━━ INFORMATION GIVEN
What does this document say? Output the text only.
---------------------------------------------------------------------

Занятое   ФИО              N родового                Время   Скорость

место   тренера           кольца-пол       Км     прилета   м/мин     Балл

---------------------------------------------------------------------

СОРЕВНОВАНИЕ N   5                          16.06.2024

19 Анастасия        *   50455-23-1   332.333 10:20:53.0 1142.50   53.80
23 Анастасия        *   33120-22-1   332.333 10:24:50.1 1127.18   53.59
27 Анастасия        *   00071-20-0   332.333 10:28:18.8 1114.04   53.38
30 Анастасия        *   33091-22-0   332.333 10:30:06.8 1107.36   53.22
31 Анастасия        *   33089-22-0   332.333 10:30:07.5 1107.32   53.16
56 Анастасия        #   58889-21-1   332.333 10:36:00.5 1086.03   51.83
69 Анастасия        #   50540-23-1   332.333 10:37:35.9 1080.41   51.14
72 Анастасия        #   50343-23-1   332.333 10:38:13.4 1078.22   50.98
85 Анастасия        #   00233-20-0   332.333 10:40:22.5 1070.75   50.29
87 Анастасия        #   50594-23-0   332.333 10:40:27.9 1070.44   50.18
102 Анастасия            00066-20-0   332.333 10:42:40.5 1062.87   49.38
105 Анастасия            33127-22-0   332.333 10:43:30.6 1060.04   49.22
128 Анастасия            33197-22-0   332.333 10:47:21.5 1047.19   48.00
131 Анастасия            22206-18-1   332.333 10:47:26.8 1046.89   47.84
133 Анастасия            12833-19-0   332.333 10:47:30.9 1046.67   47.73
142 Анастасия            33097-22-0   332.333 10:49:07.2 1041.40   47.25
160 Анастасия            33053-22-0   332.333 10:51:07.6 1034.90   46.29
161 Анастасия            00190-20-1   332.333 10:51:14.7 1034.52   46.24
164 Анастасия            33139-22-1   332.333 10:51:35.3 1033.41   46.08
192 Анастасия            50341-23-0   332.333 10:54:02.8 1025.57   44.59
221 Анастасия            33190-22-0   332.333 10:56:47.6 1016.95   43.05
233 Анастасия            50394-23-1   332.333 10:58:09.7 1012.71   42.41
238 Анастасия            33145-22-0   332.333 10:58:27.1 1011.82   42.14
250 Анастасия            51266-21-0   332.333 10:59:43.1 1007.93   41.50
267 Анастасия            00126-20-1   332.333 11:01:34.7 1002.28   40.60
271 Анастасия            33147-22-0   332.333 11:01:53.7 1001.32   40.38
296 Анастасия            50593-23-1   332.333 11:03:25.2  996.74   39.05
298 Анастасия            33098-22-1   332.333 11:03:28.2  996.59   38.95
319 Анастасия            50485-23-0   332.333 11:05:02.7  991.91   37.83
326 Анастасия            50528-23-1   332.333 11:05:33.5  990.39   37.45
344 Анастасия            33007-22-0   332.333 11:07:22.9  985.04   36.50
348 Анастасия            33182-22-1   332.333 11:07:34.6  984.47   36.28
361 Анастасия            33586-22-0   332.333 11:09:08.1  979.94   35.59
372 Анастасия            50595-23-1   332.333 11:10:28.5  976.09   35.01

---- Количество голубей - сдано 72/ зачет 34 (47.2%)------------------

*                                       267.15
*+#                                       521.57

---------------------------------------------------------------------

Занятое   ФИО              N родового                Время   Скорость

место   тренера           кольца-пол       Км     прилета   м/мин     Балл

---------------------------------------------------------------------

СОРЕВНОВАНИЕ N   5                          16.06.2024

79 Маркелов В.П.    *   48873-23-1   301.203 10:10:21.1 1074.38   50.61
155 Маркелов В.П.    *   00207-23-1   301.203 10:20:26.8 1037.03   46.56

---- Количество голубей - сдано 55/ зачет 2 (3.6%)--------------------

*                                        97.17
━━━━
*TASK TO COMPLETE:* Output each record precisely as given.

*SOLUTION TO THIS PROBLEM:*
What does this document say? Output the text only.
---------------------------------------------------------------------

Занятое   ФИО              N родового                Время   Скорость

место   тренера           кольца-пол       Км     прилета   м/мин     Балл

---------------------------------------------------------------------

СОРЕВНОВАНИЕ N   5                          16.06.2024

19 Анастасия        *   50455-23-1   332.333 10:20:53.0 1142.50   53.80
23 Анастасия        *   33120-22-1   332.333 10:24:50.1 1127.18   53.59
27 Анастасия        *   00071-20-0   332.333 10:28:18.8 1114.04   53.38
30 Анастасия        *   33091-22-0   332.333 10:30:06.8 1107.36   53.22
31 Анастасия        *   33089-22-0   332.333 10:30:07.5 1107.32   53.16
56 Анастасия        #   58889-21-1   332.333 10:36:00.5 1086.03   51.83
69 Анастасия        #   50540-23-1   332.333 10:37:35.9 1080.41   51.14
72 Анастасия        #   50343-23-1   332.333 10:38:13.4 1078.22   50.98
85 Анастасия        #   00233-20-0   332.333 10:40:22.5 1070.75   50.29
87 Анастасия        #   50594-23-0   332.333 10:40:27.9 1070.44   50.18
102 Анастасия            00066-20-0   332.333 10:42:40.5 1062.87   49.38
105 Анастасия            33127-22-0   332.333 10:43:30.6 1060.04   49.22
128 Анастасия            33197-22-0   332.333 10:47:21.5 1047.19   48.00
131 Анастасия            22206-18-1   332.333 10:47:26.8 1046.89   47.84
133 Анастасия            12833-19-0   332.333 10:47:30.9 1046.67   47.73
142 Анастасия            33097-22-0   332.333 10:49:07.2 1041.40   47.25
160 Анастасия            33053-22-0   332.333 10:51:07.6 1034.90   46.29
161 Анастасия            00190-20-1   332.333 10:51:14.7 1034.52   46.24
164 Анастасия            33139-22-1   332.333 10:51:35.3 1033.41   46.08
192 Анастасия            50341-23-0   332.333 10:54:02.8 1025.57   44.59
221 Анастасия            33190-22-0   332.333 10:56:47.6 1016.95   43.05
233 Анастасия            50394-23-1   332.333 10:58:09.7 1012.71   42.41
238 Анастасия            33145-22-0   332.333 10:58:27.1 1011.82   42.14
250 Анастасия            51266-21-0   332.333 10:59:43.1 1007.93   41.50
267 Анастасия            00126-20-1   332.333 11:01:34.7 1002.28   40.60
271 Анастасия            33147-22-0   332.333 11:01:53.7 1001.32   40.38
296 Анастасия            50593-23-1   332.333 11:03:25.2  996.74   39.05
298 Анастасия            33098-22-1   332.333 11:03:28.2  996.59   38.95
319 Анастасия            50485-23-0   332.333 11:05:02.7  991.91   37.83
326 Анастасия            50528-23-1   332.333 11:05:33.5  990.39   37.45
344 Анастасия            33007-22-0   332.333 11:07:22.9  985.04   36.50
348 Анастасия            33182-22-1   332.333 11:07:34.6  984.47   36.28
361 Анастасия            33586-22-0   332.333 11:09:08.1  979.94   35.59
372 Анастасия            50595-23-1   332.333 11:10:28.5  976.09   35.01

---- Количество голубей - сдано 72/ зачет 34 (47.2%)------------------

*                                       267.15
*+#                                       521.57

---------------------------------------------------------------------

Занятое   ФИО              N родового                Время   Скорость

место   тренера           кольца-пол       Км     прилета   м/мин     Балл

---------------------------------------------------------------------

СОРЕВНОВАНИЕ N   5                          16.06.2024

79 Маркелов В.П.    *   48873-23-1   301.203 10:10:21.1 1074.38   50.61
155 Маркелов В.П.    *   00207-23-1   301.203 10:20:26.8 1037.03   46.56

---- Количество голубей - сдано 55/ зачет 2 (3.6%)--------------------

*                                        97.17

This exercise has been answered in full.